Exactly reproduce the lines that follow.

-- Begin THE DATA --

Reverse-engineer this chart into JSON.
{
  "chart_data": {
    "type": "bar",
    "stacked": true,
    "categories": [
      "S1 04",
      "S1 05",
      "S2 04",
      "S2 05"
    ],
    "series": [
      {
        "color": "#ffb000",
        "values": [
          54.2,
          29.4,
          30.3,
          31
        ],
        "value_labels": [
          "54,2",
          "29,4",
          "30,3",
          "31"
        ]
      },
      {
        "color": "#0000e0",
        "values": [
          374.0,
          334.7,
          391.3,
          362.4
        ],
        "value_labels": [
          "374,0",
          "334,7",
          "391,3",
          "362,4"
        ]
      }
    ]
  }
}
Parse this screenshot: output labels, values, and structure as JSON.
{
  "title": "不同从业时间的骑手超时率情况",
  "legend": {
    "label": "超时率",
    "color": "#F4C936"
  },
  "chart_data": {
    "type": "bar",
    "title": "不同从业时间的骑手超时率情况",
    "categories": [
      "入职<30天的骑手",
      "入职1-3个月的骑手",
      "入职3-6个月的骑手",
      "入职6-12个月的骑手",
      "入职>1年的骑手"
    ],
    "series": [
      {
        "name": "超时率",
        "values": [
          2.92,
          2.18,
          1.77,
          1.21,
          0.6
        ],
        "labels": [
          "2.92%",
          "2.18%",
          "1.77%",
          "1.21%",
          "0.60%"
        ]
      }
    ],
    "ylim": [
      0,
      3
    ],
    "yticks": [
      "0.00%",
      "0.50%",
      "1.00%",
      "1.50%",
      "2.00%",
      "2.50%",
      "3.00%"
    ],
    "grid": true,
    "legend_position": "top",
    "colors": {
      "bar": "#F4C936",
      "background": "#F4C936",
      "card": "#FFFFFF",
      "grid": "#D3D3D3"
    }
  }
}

-- End THE DATA --

== EXERCISE ANSWER ==
Reverse-engineer this chart into JSON.
{
  "chart_data": {
    "type": "bar",
    "stacked": true,
    "categories": [
      "S1 04",
      "S1 05",
      "S2 04",
      "S2 05"
    ],
    "series": [
      {
        "color": "#ffb000",
        "values": [
          54.2,
          29.4,
          30.3,
          31
        ],
        "value_labels": [
          "54,2",
          "29,4",
          "30,3",
          "31"
        ]
      },
      {
        "color": "#0000e0",
        "values": [
          374.0,
          334.7,
          391.3,
          362.4
        ],
        "value_labels": [
          "374,0",
          "334,7",
          "391,3",
          "362,4"
        ]
      }
    ]
  }
}
Parse this screenshot: output labels, values, and structure as JSON.
{
  "title": "不同从业时间的骑手超时率情况",
  "legend": {
    "label": "超时率",
    "color": "#F4C936"
  },
  "chart_data": {
    "type": "bar",
    "title": "不同从业时间的骑手超时率情况",
    "categories": [
      "入职<30天的骑手",
      "入职1-3个月的骑手",
      "入职3-6个月的骑手",
      "入职6-12个月的骑手",
      "入职>1年的骑手"
    ],
    "series": [
      {
        "name": "超时率",
        "values": [
          2.92,
          2.18,
          1.77,
          1.21,
          0.6
        ],
        "labels": [
          "2.92%",
          "2.18%",
          "1.77%",
          "1.21%",
          "0.60%"
        ]
      }
    ],
    "ylim": [
      0,
      3
    ],
    "yticks": [
      "0.00%",
      "0.50%",
      "1.00%",
      "1.50%",
      "2.00%",
      "2.50%",
      "3.00%"
    ],
    "grid": true,
    "legend_position": "top",
    "colors": {
      "bar": "#F4C936",
      "background": "#F4C936",
      "card": "#FFFFFF",
      "grid": "#D3D3D3"
    }
  }
}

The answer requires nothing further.